-- Supplied records start --
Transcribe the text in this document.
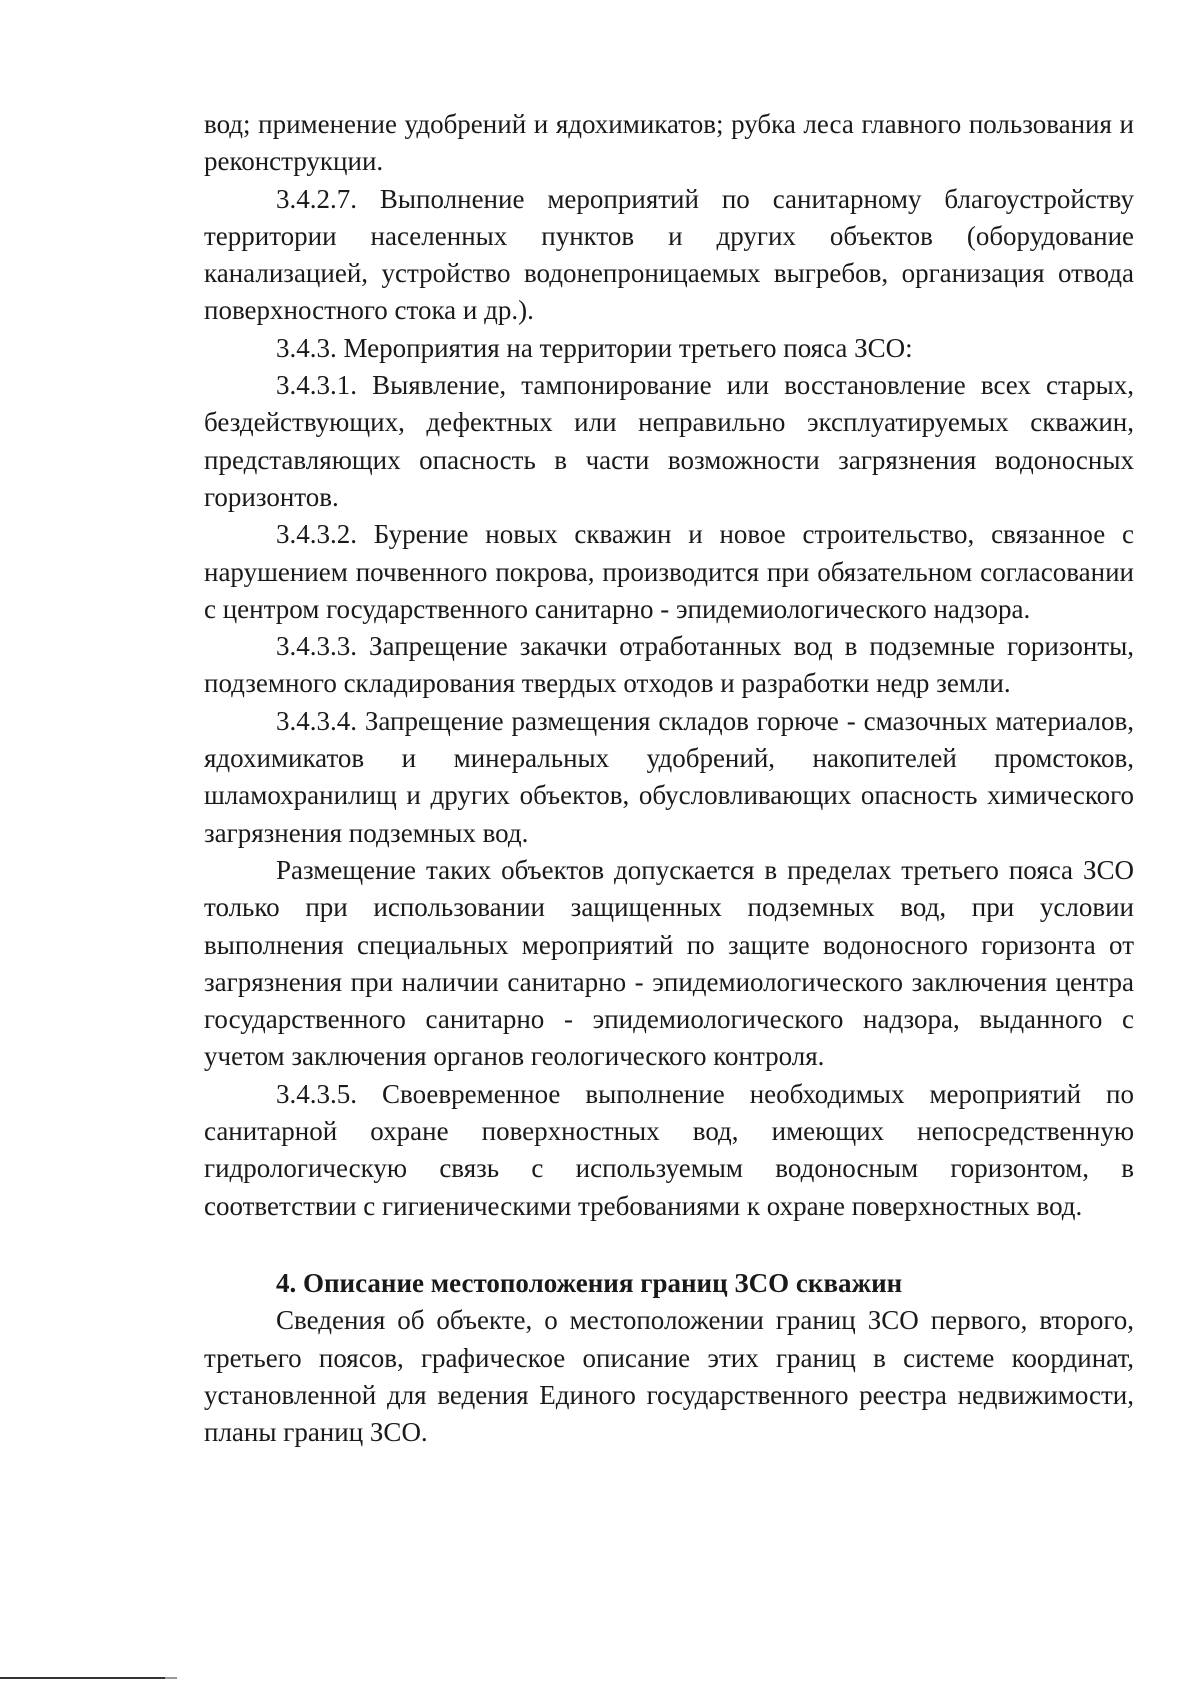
вод; применение удобрений и ядохимикатов; рубка леса главного пользования и реконструкции.

3.4.2.7. Выполнение мероприятий по санитарному благоустройству территории населенных пунктов и других объектов (оборудование канализацией, устройство водонепроницаемых выгребов, организация отвода поверхностного стока и др.).

3.4.3. Мероприятия на территории третьего пояса ЗСО:

3.4.3.1. Выявление, тампонирование или восстановление всех старых, бездействующих, дефектных или неправильно эксплуатируемых скважин, представляющих опасность в части возможности загрязнения водоносных горизонтов.

3.4.3.2. Бурение новых скважин и новое строительство, связанное с нарушением почвенного покрова, производится при обязательном согласовании с центром государственного санитарно - эпидемиологического надзора.

3.4.3.3. Запрещение закачки отработанных вод в подземные горизонты, подземного складирования твердых отходов и разработки недр земли.

3.4.3.4. Запрещение размещения складов горюче - смазочных материалов, ядохимикатов и минеральных удобрений, накопителей промстоков, шламохранилищ и других объектов, обусловливающих опасность химического загрязнения подземных вод.

Размещение таких объектов допускается в пределах третьего пояса ЗСО только при использовании защищенных подземных вод, при условии выполнения специальных мероприятий по защите водоносного горизонта от загрязнения при наличии санитарно - эпидемиологического заключения центра государственного санитарно - эпидемиологического надзора, выданного с учетом заключения органов геологического контроля.

3.4.3.5. Своевременное выполнение необходимых мероприятий по санитарной охране поверхностных вод, имеющих непосредственную гидрологическую связь с используемым водоносным горизонтом, в соответствии с гигиеническими требованиями к охране поверхностных вод.

4. Описание местоположения границ ЗСО скважин

Сведения об объекте, о местоположении границ ЗСО первого, второго, третьего поясов, графическое описание этих границ в системе координат, установленной для ведения Единого государственного реестра недвижимости, планы границ ЗСО.
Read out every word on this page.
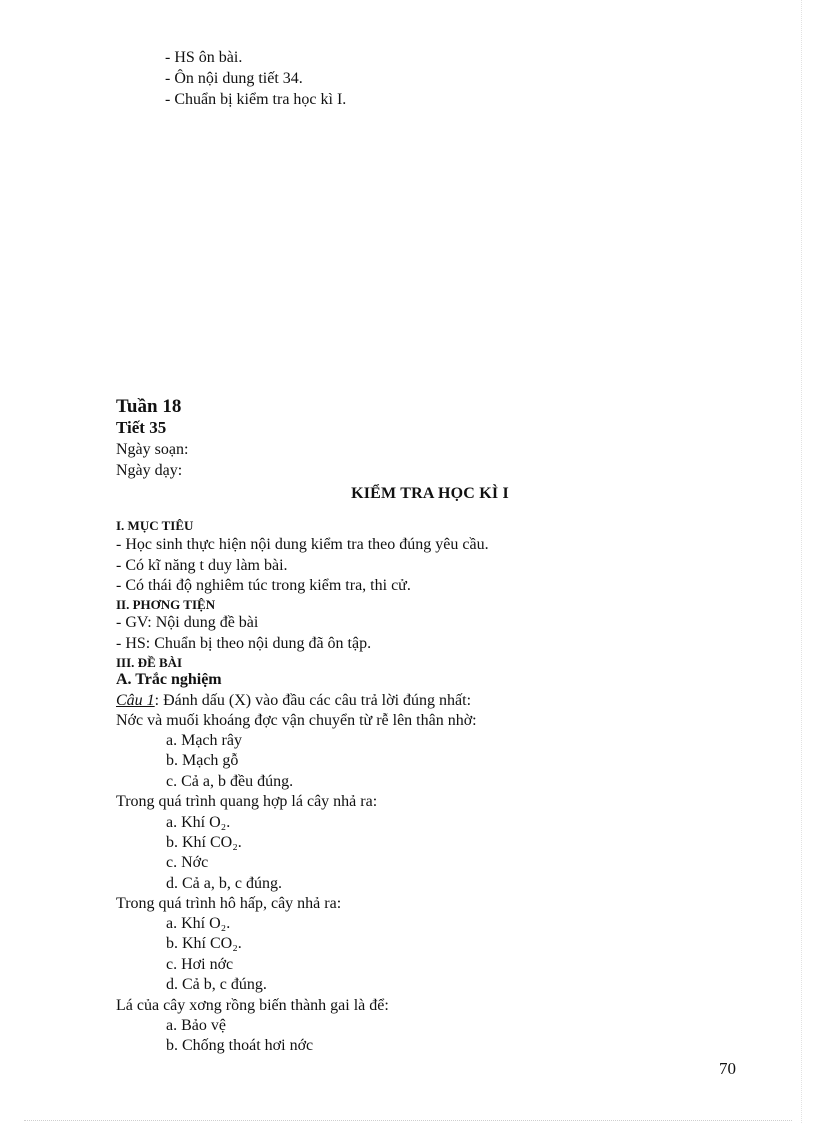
- HS ôn bài.
- Ôn nội dung tiết 34.
- Chuẩn bị kiểm tra học kì I.
Tuần 18
Tiết 35
Ngày soạn:
Ngày dạy:
KIỂM TRA HỌC KÌ I
I. MỤC TIÊU
- Học sinh thực hiện nội dung kiểm tra theo đúng yêu cầu.
- Có kĩ năng t duy làm bài.
- Có thái độ nghiêm túc trong kiểm tra, thi cử.
II. PHƠNG TIỆN
- GV: Nội dung đề bài
- HS: Chuẩn bị theo nội dung đã ôn tập.
III. ĐỀ BÀI
A. Trắc nghiệm
Câu 1: Đánh dấu (X) vào đầu các câu trả lời đúng nhất:
Nớc và muối khoáng đợc vận chuyển từ rễ lên thân nhờ:
a. Mạch rây
b. Mạch gỗ
c. Cả a, b đều đúng.
Trong quá trình quang hợp lá cây nhả ra:
a. Khí O₂.
b. Khí CO₂.
c. Nớc
d. Cả a, b, c đúng.
Trong quá trình hô hấp, cây nhả ra:
a. Khí O₂.
b. Khí CO₂.
c. Hơi nớc
d. Cả b, c đúng.
Lá của cây xơng rồng biến thành gai là để:
a. Bảo vệ
b. Chống thoát hơi nớc
70
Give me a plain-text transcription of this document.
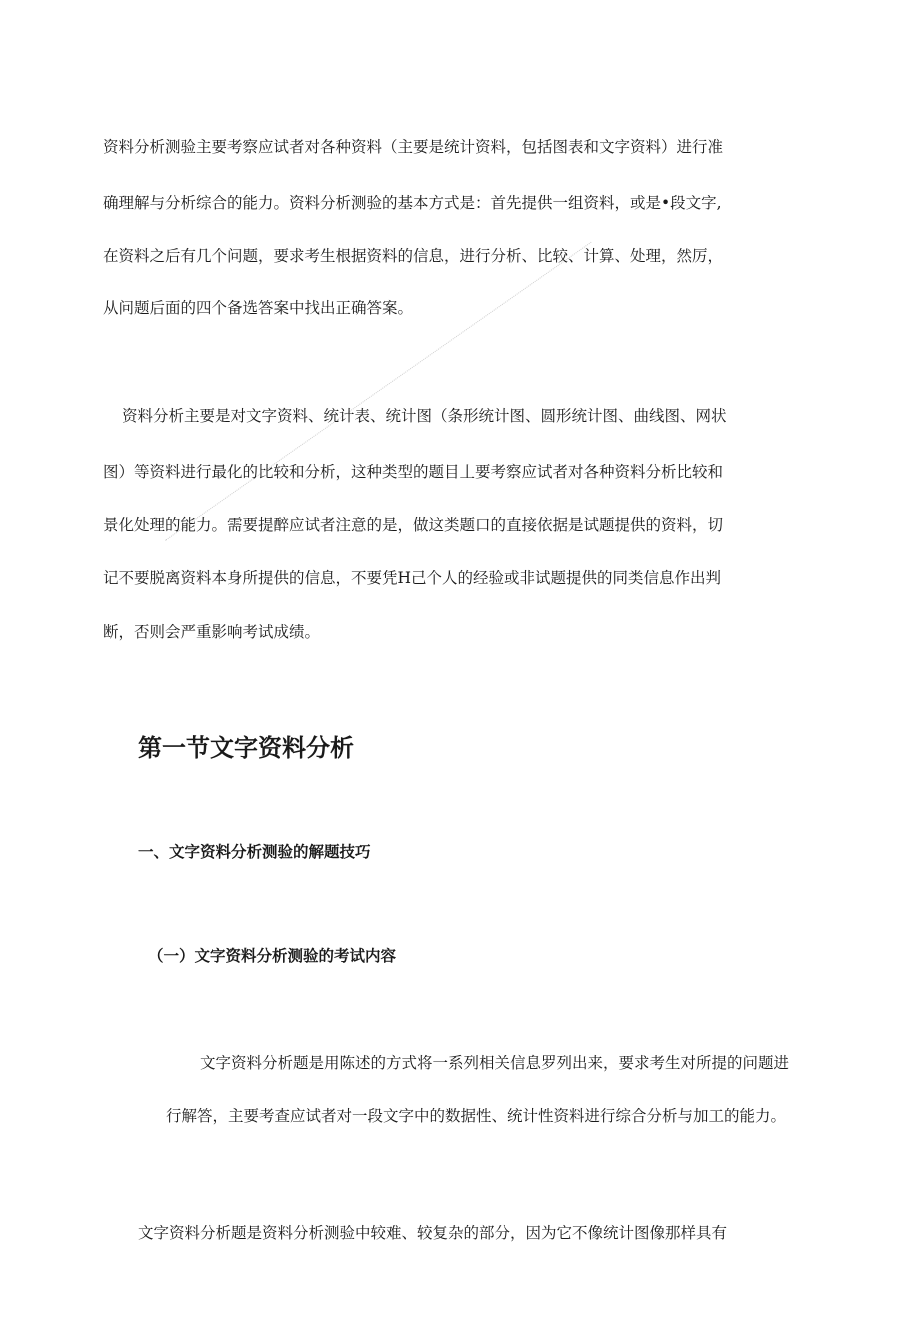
资料分析测验主要考察应试者对各种资料（主要是统计资料，包括图表和文字资料）进行准

确理解与分析综合的能力。资料分析测验的基本方式是：首先提供一组资料，或是•段文字,

在资料之后有几个问题，要求考生根据资料的信息，进行分析、比较、计算、处理，然厉，

从问题后面的四个备选答案中找出正确答案。

资料分析主要是对文字资料、统计表、统计图（条形统计图、圆形统计图、曲线图、网状

图）等资料进行最化的比较和分析，这种类型的题目丄要考察应试者对各种资料分析比较和

景化处理的能力。需要提醉应试者注意的是，做这类题口的直接依据是试题提供的资料，切

记不要脱离资料本身所提供的信息，不要凭H己个人的经验或非试题提供的同类信息作出判

断，否则会严重影响考试成绩。

第一节文字资料分析
一、文字资料分析测验的解题技巧
（一）文字资料分析测验的考试内容

文字资料分析题是用陈述的方式将一系列相关信息罗列出来，要求考生对所提的问题进

行解答，主要考查应试者对一段文字中的数据性、统计性资料进行综合分析与加工的能力。

文字资料分析题是资料分析测验中较难、较复杂的部分，因为它不像统计图像那样具有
-- Supplied records end --
→ Stated exercise: Reproduce each line holding the word "границ".

→ Final result:
4. Описание местоположения границ ЗСО скважин
Сведения об объекте, о местоположении границ ЗСО первого, второго, третьего поясов, графическое описание этих границ в системе координат, установленной для ведения Единого государственного реестра недвижимости, планы границ ЗСО.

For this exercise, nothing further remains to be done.